◆ **Task brief**
Quote the lines below word for word, starting with the line that contains "Itemize the components" and stopping after the line that contains "engaged-views-header-label: Engaged views". Omit the pictures from your answer.

◆ **Listed entries**
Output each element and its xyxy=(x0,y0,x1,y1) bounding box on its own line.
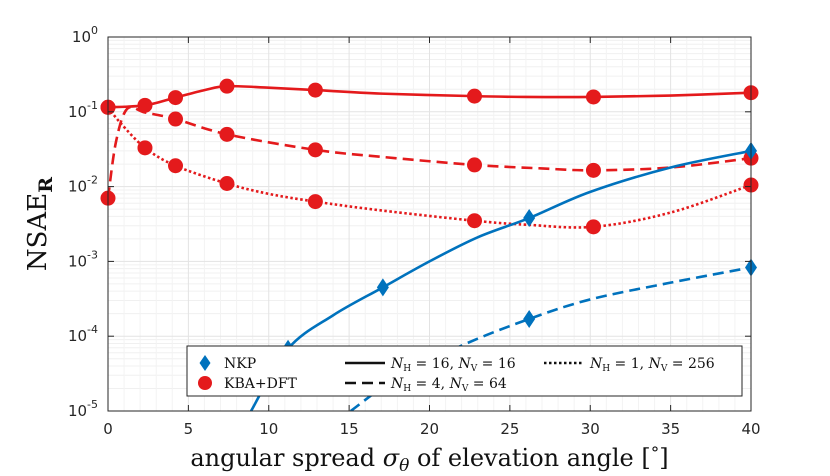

==

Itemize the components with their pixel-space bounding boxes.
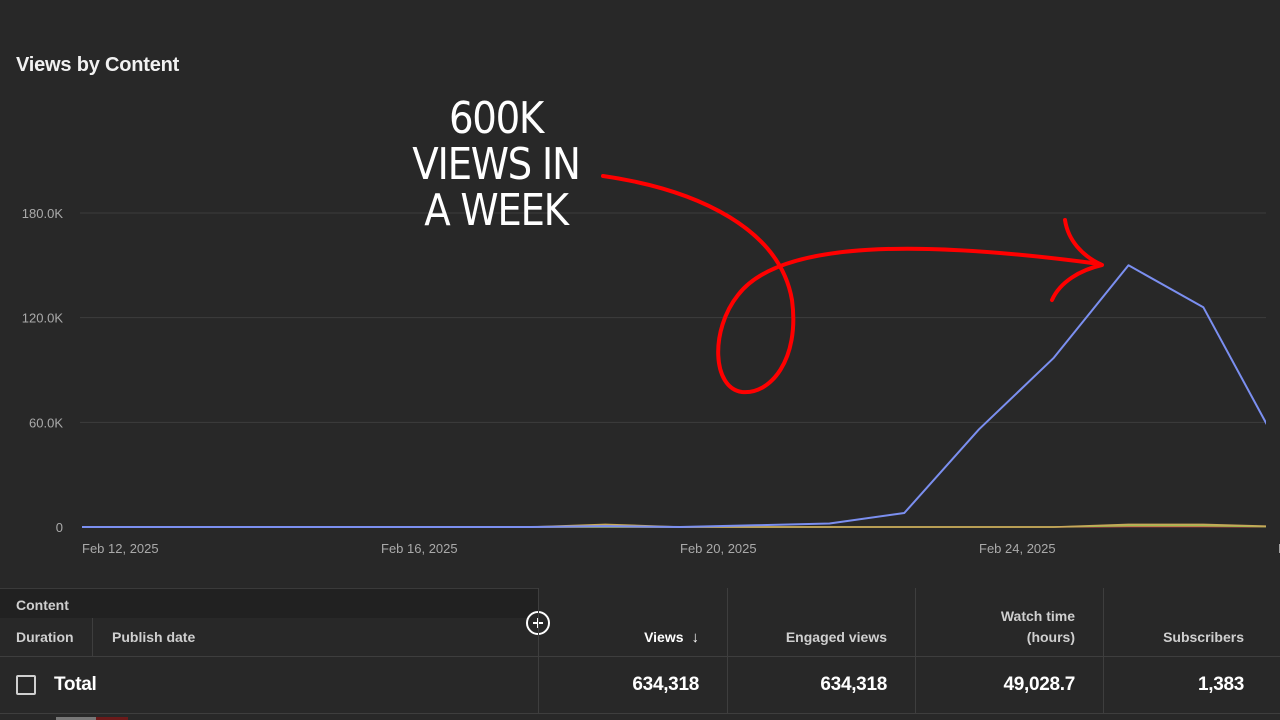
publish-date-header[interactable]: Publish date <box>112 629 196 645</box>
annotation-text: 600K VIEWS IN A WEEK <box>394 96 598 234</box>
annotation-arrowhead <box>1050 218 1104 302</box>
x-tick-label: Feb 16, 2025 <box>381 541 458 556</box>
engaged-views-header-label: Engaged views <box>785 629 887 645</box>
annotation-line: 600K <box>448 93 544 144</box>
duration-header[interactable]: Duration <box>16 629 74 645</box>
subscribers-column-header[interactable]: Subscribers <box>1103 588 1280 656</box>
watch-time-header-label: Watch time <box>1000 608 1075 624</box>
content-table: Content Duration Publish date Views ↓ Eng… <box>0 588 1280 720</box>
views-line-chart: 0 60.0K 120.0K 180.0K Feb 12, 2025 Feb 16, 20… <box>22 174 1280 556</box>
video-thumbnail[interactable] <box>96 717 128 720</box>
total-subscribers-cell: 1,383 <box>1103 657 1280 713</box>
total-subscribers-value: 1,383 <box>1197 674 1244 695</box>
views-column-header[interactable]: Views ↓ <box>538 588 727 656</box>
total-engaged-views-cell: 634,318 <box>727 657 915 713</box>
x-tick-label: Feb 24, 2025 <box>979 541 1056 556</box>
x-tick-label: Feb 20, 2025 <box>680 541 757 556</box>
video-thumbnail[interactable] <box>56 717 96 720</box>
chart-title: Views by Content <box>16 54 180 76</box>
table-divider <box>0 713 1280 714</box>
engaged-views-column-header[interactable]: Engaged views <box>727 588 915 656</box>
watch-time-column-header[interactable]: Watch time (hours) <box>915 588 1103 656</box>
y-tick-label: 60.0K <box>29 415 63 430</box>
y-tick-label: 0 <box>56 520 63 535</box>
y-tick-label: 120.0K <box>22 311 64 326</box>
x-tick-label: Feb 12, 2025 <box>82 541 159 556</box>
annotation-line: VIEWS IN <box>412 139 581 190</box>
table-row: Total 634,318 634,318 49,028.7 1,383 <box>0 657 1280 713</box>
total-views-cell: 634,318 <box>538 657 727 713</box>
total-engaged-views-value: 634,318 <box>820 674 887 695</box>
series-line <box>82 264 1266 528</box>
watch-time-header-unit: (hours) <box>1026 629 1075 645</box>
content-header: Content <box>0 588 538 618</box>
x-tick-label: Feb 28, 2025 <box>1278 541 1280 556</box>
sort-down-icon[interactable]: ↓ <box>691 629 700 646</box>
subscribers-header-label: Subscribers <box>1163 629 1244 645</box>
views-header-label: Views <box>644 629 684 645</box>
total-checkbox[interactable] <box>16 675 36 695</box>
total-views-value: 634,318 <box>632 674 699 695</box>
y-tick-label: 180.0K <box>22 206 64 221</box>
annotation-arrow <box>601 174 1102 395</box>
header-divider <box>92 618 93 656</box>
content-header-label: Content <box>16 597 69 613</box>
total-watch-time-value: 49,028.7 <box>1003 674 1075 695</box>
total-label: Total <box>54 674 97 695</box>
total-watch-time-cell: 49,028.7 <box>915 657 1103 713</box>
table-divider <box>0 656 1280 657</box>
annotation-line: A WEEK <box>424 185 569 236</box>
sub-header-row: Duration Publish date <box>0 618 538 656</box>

...

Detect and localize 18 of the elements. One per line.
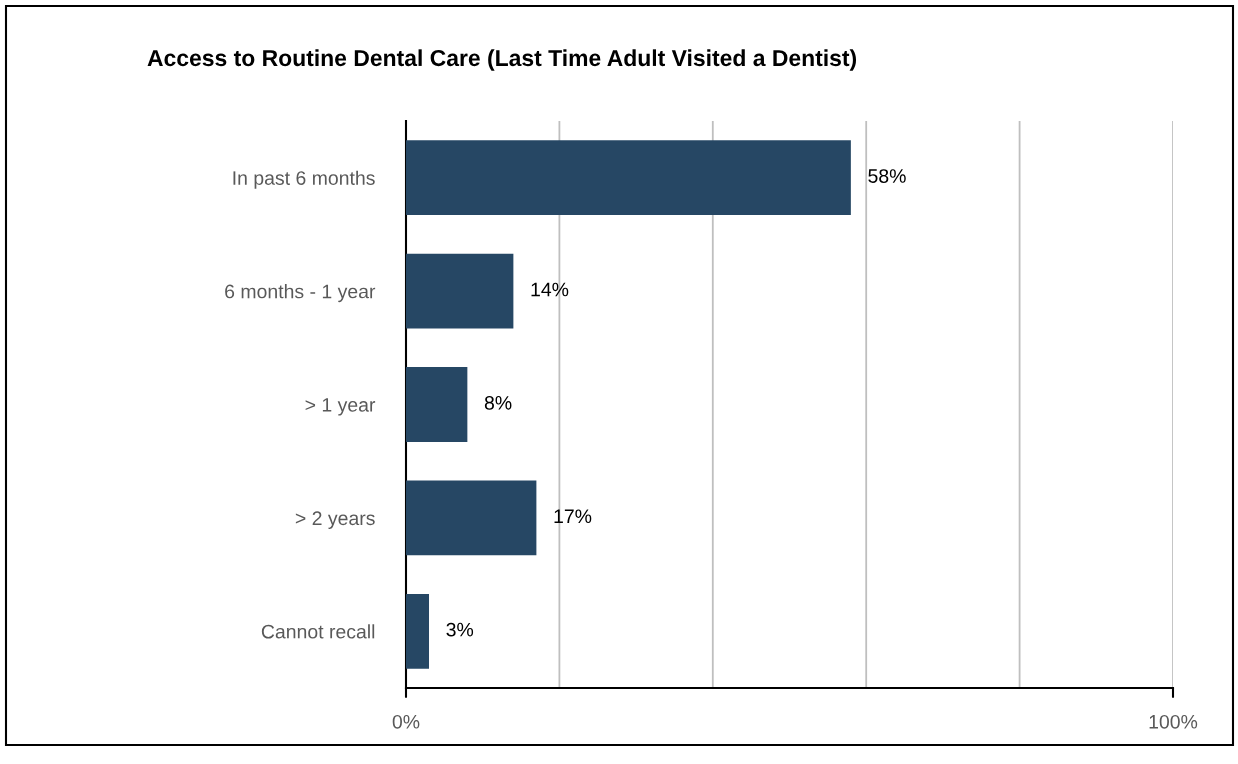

◆ **Finished exercise**
Itemize the components with their pixel-space bounding boxes.
publish-date-header[interactable]: Publish date <box>112 629 196 645</box>
annotation-text: 600K VIEWS IN A WEEK <box>394 96 598 234</box>
annotation-arrowhead <box>1050 218 1104 302</box>
x-tick-label: Feb 16, 2025 <box>381 541 458 556</box>
engaged-views-header-label: Engaged views <box>785 629 887 645</box>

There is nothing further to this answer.